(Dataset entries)
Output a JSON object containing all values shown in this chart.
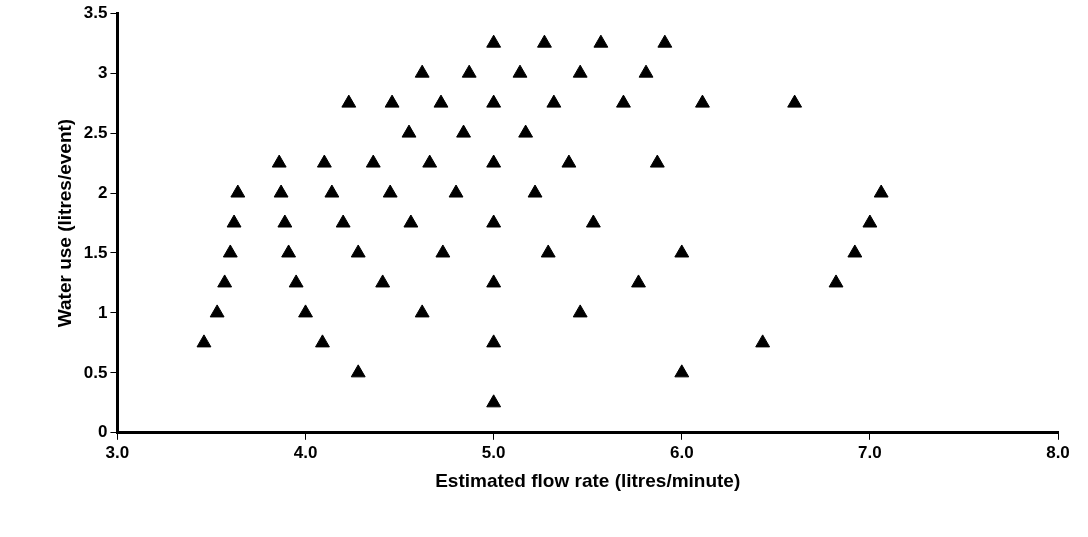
{
  "chart_data": {
    "type": "scatter",
    "xlabel": "Estimated flow rate (litres/minute)",
    "ylabel": "Water use (litres/event)",
    "marker": "triangle",
    "grid": false,
    "legend": false,
    "xlim": [
      3,
      8
    ],
    "xticks": [
      {
        "value": 3,
        "label": "3.0"
      },
      {
        "value": 4,
        "label": "4.0"
      },
      {
        "value": 5,
        "label": "5.0"
      },
      {
        "value": 6,
        "label": "6.0"
      },
      {
        "value": 7,
        "label": "7.0"
      },
      {
        "value": 8,
        "label": "8.0"
      }
    ],
    "ylim": [
      0,
      3.5
    ],
    "yticks": [
      0,
      0.5,
      1,
      1.5,
      2,
      2.5,
      3,
      3.5
    ],
    "series": [
      {
        "color": "#000000",
        "x": [
          5.0,
          5.27,
          5.57,
          5.91,
          4.62,
          4.87,
          5.14,
          5.46,
          5.81,
          4.23,
          4.46,
          4.72,
          5.0,
          5.32,
          5.69,
          6.11,
          6.6,
          4.55,
          4.84,
          5.17,
          3.86,
          4.1,
          4.36,
          4.66,
          5.0,
          5.4,
          5.87,
          3.64,
          3.87,
          4.14,
          4.45,
          4.8,
          5.22,
          7.06,
          3.62,
          3.89,
          4.2,
          4.56,
          5.0,
          5.53,
          7.0,
          3.6,
          3.91,
          4.28,
          4.73,
          5.29,
          6.0,
          6.92,
          3.57,
          3.95,
          4.41,
          5.0,
          5.77,
          6.82,
          3.53,
          4.0,
          4.62,
          5.46,
          3.46,
          4.09,
          5.0,
          6.43,
          4.28,
          6.0,
          5.0
        ],
        "values": [
          3.25,
          3.25,
          3.25,
          3.25,
          3,
          3,
          3,
          3,
          3,
          2.75,
          2.75,
          2.75,
          2.75,
          2.75,
          2.75,
          2.75,
          2.75,
          2.5,
          2.5,
          2.5,
          2.25,
          2.25,
          2.25,
          2.25,
          2.25,
          2.25,
          2.25,
          2,
          2,
          2,
          2,
          2,
          2,
          2,
          1.75,
          1.75,
          1.75,
          1.75,
          1.75,
          1.75,
          1.75,
          1.5,
          1.5,
          1.5,
          1.5,
          1.5,
          1.5,
          1.5,
          1.25,
          1.25,
          1.25,
          1.25,
          1.25,
          1.25,
          1,
          1,
          1,
          1,
          0.75,
          0.75,
          0.75,
          0.75,
          0.5,
          0.5,
          0.25
        ]
      }
    ]
  }
}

Exercise instructions = Where a line above contains the word "values", copy that line.

Final result =
Output a JSON object containing all values shown in this chart.
        "values": [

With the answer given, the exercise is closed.